■ **Dataset content**:
%%

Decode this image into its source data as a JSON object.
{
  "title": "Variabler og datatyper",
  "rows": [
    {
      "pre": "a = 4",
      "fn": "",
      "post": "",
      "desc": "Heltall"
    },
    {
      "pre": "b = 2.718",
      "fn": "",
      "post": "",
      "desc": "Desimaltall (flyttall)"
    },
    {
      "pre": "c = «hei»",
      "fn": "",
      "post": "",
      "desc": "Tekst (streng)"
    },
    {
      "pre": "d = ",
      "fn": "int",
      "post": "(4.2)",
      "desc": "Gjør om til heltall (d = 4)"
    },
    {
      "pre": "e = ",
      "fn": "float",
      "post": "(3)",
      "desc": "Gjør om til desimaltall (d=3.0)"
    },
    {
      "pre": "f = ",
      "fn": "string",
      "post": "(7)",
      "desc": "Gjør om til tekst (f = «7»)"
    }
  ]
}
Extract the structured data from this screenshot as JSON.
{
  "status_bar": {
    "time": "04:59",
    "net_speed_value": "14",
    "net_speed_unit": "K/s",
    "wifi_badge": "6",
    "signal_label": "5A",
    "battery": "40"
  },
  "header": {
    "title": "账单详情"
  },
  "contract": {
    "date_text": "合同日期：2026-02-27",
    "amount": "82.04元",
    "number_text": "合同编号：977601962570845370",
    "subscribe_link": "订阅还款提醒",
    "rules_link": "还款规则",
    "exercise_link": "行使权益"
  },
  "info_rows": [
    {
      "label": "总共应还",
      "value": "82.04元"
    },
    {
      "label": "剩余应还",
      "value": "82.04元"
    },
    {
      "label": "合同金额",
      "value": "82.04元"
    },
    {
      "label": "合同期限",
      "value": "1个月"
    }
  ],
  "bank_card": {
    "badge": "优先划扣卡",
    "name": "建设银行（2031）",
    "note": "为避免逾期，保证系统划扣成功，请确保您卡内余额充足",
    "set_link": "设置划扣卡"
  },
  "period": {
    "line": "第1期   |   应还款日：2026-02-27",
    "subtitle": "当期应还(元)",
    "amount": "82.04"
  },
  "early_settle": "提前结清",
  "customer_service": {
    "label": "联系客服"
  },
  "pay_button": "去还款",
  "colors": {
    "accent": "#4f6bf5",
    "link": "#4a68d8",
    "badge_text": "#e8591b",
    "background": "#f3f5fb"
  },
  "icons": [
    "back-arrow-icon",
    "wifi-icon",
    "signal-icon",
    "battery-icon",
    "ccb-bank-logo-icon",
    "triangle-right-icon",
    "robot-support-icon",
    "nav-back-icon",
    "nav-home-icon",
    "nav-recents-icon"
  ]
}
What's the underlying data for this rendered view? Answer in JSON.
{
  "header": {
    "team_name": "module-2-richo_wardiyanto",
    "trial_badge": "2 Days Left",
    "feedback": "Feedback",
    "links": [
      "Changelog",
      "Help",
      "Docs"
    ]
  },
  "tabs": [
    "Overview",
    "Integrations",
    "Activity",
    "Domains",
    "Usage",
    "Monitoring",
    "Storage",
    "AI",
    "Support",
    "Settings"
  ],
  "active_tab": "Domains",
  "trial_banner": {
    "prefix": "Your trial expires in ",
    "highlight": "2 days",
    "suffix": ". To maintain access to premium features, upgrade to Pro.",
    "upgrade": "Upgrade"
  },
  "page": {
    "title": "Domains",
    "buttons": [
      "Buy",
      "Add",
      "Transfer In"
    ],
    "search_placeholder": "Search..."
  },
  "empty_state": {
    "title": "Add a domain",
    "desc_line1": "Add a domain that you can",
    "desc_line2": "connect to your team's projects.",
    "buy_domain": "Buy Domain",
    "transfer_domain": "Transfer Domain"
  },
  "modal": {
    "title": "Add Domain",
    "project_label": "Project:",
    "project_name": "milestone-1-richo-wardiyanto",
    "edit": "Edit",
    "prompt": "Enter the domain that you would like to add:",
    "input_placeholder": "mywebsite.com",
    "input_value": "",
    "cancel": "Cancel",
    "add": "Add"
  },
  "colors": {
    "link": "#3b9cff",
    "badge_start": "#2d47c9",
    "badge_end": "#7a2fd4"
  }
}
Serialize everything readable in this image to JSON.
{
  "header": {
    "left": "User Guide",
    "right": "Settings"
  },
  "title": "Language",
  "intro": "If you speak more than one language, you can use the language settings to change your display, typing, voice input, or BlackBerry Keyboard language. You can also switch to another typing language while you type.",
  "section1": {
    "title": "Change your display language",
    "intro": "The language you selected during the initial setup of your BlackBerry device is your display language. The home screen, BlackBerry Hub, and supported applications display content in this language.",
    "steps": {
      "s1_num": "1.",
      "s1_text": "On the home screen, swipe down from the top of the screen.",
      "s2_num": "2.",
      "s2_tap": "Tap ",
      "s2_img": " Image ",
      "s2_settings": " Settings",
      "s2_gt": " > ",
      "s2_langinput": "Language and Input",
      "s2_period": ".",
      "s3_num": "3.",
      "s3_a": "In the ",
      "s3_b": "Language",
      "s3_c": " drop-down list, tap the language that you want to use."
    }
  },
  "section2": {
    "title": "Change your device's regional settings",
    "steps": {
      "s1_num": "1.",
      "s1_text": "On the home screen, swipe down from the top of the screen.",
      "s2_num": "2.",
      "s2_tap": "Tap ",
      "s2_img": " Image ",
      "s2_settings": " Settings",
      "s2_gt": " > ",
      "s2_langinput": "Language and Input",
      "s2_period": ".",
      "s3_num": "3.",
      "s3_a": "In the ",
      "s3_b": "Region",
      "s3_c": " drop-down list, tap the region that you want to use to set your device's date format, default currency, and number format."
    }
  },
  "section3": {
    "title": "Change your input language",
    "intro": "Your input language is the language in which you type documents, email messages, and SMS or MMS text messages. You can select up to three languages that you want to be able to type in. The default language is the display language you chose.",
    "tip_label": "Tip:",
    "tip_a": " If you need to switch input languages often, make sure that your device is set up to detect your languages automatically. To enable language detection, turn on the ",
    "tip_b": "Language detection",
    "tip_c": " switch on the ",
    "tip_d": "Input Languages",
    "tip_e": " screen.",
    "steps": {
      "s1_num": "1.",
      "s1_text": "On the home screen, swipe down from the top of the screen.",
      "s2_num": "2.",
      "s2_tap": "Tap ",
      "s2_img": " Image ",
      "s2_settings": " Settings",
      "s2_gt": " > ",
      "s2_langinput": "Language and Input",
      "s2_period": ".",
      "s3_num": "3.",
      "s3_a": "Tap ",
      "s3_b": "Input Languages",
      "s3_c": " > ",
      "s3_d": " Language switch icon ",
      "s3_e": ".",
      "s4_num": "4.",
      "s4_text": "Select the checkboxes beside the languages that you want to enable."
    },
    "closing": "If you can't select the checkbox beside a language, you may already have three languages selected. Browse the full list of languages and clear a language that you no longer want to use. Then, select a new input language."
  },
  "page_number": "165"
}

%%

■ **Your instructions**: Extract each line of the listing above, copying it word for word.

■ **Result**:
Decode this image into its source data as a JSON object.
{
  "title": "Variabler og datatyper",
  "rows": [
    {
      "pre": "a = 4",
      "fn": "",
      "post": "",
      "desc": "Heltall"
    },
    {
      "pre": "b = 2.718",
      "fn": "",
      "post": "",
      "desc": "Desimaltall (flyttall)"
    },
    {
      "pre": "c = «hei»",
      "fn": "",
      "post": "",
      "desc": "Tekst (streng)"
    },
    {
      "pre": "d = ",
      "fn": "int",
      "post": "(4.2)",
      "desc": "Gjør om til heltall (d = 4)"
    },
    {
      "pre": "e = ",
      "fn": "float",
      "post": "(3)",
      "desc": "Gjør om til desimaltall (d=3.0)"
    },
    {
      "pre": "f = ",
      "fn": "string",
      "post": "(7)",
      "desc": "Gjør om til tekst (f = «7»)"
    }
  ]
}
Extract the structured data from this screenshot as JSON.
{
  "status_bar": {
    "time": "04:59",
    "net_speed_value": "14",
    "net_speed_unit": "K/s",
    "wifi_badge": "6",
    "signal_label": "5A",
    "battery": "40"
  },
  "header": {
    "title": "账单详情"
  },
  "contract": {
    "date_text": "合同日期：2026-02-27",
    "amount": "82.04元",
    "number_text": "合同编号：977601962570845370",
    "subscribe_link": "订阅还款提醒",
    "rules_link": "还款规则",
    "exercise_link": "行使权益"
  },
  "info_rows": [
    {
      "label": "总共应还",
      "value": "82.04元"
    },
    {
      "label": "剩余应还",
      "value": "82.04元"
    },
    {
      "label": "合同金额",
      "value": "82.04元"
    },
    {
      "label": "合同期限",
      "value": "1个月"
    }
  ],
  "bank_card": {
    "badge": "优先划扣卡",
    "name": "建设银行（2031）",
    "note": "为避免逾期，保证系统划扣成功，请确保您卡内余额充足",
    "set_link": "设置划扣卡"
  },
  "period": {
    "line": "第1期   |   应还款日：2026-02-27",
    "subtitle": "当期应还(元)",
    "amount": "82.04"
  },
  "early_settle": "提前结清",
  "customer_service": {
    "label": "联系客服"
  },
  "pay_button": "去还款",
  "colors": {
    "accent": "#4f6bf5",
    "link": "#4a68d8",
    "badge_text": "#e8591b",
    "background": "#f3f5fb"
  },
  "icons": [
    "back-arrow-icon",
    "wifi-icon",
    "signal-icon",
    "battery-icon",
    "ccb-bank-logo-icon",
    "triangle-right-icon",
    "robot-support-icon",
    "nav-back-icon",
    "nav-home-icon",
    "nav-recents-icon"
  ]
}
What's the underlying data for this rendered view? Answer in JSON.
{
  "header": {
    "team_name": "module-2-richo_wardiyanto",
    "trial_badge": "2 Days Left",
    "feedback": "Feedback",
    "links": [
      "Changelog",
      "Help",
      "Docs"
    ]
  },
  "tabs": [
    "Overview",
    "Integrations",
    "Activity",
    "Domains",
    "Usage",
    "Monitoring",
    "Storage",
    "AI",
    "Support",
    "Settings"
  ],
  "active_tab": "Domains",
  "trial_banner": {
    "prefix": "Your trial expires in ",
    "highlight": "2 days",
    "suffix": ". To maintain access to premium features, upgrade to Pro.",
    "upgrade": "Upgrade"
  },
  "page": {
    "title": "Domains",
    "buttons": [
      "Buy",
      "Add",
      "Transfer In"
    ],
    "search_placeholder": "Search..."
  },
  "empty_state": {
    "title": "Add a domain",
    "desc_line1": "Add a domain that you can",
    "desc_line2": "connect to your team's projects.",
    "buy_domain": "Buy Domain",
    "transfer_domain": "Transfer Domain"
  },
  "modal": {
    "title": "Add Domain",
    "project_label": "Project:",
    "project_name": "milestone-1-richo-wardiyanto",
    "edit": "Edit",
    "prompt": "Enter the domain that you would like to add:",
    "input_placeholder": "mywebsite.com",
    "input_value": "",
    "cancel": "Cancel",
    "add": "Add"
  },
  "colors": {
    "link": "#3b9cff",
    "badge_start": "#2d47c9",
    "badge_end": "#7a2fd4"
  }
}
Serialize everything readable in this image to JSON.
{
  "header": {
    "left": "User Guide",
    "right": "Settings"
  },
  "title": "Language",
  "intro": "If you speak more than one language, you can use the language settings to change your display, typing, voice input, or BlackBerry Keyboard language. You can also switch to another typing language while you type.",
  "section1": {
    "title": "Change your display language",
    "intro": "The language you selected during the initial setup of your BlackBerry device is your display language. The home screen, BlackBerry Hub, and supported applications display content in this language.",
    "steps": {
      "s1_num": "1.",
      "s1_text": "On the home screen, swipe down from the top of the screen.",
      "s2_num": "2.",
      "s2_tap": "Tap ",
      "s2_img": " Image ",
      "s2_settings": " Settings",
      "s2_gt": " > ",
      "s2_langinput": "Language and Input",
      "s2_period": ".",
      "s3_num": "3.",
      "s3_a": "In the ",
      "s3_b": "Language",
      "s3_c": " drop-down list, tap the language that you want to use."
    }
  },
  "section2": {
    "title": "Change your device's regional settings",
    "steps": {
      "s1_num": "1.",
      "s1_text": "On the home screen, swipe down from the top of the screen.",
      "s2_num": "2.",
      "s2_tap": "Tap ",
      "s2_img": " Image ",
      "s2_settings": " Settings",
      "s2_gt": " > ",
      "s2_langinput": "Language and Input",
      "s2_period": ".",
      "s3_num": "3.",
      "s3_a": "In the ",
      "s3_b": "Region",
      "s3_c": " drop-down list, tap the region that you want to use to set your device's date format, default currency, and number format."
    }
  },
  "section3": {
    "title": "Change your input language",
    "intro": "Your input language is the language in which you type documents, email messages, and SMS or MMS text messages. You can select up to three languages that you want to be able to type in. The default language is the display language you chose.",
    "tip_label": "Tip:",
    "tip_a": " If you need to switch input languages often, make sure that your device is set up to detect your languages automatically. To enable language detection, turn on the ",
    "tip_b": "Language detection",
    "tip_c": " switch on the ",
    "tip_d": "Input Languages",
    "tip_e": " screen.",
    "steps": {
      "s1_num": "1.",
      "s1_text": "On the home screen, swipe down from the top of the screen.",
      "s2_num": "2.",
      "s2_tap": "Tap ",
      "s2_img": " Image ",
      "s2_settings": " Settings",
      "s2_gt": " > ",
      "s2_langinput": "Language and Input",
      "s2_period": ".",
      "s3_num": "3.",
      "s3_a": "Tap ",
      "s3_b": "Input Languages",
      "s3_c": " > ",
      "s3_d": " Language switch icon ",
      "s3_e": ".",
      "s4_num": "4.",
      "s4_text": "Select the checkboxes beside the languages that you want to enable."
    },
    "closing": "If you can't select the checkbox beside a language, you may already have three languages selected. Browse the full list of languages and clear a language that you no longer want to use. Then, select a new input language."
  },
  "page_number": "165"
}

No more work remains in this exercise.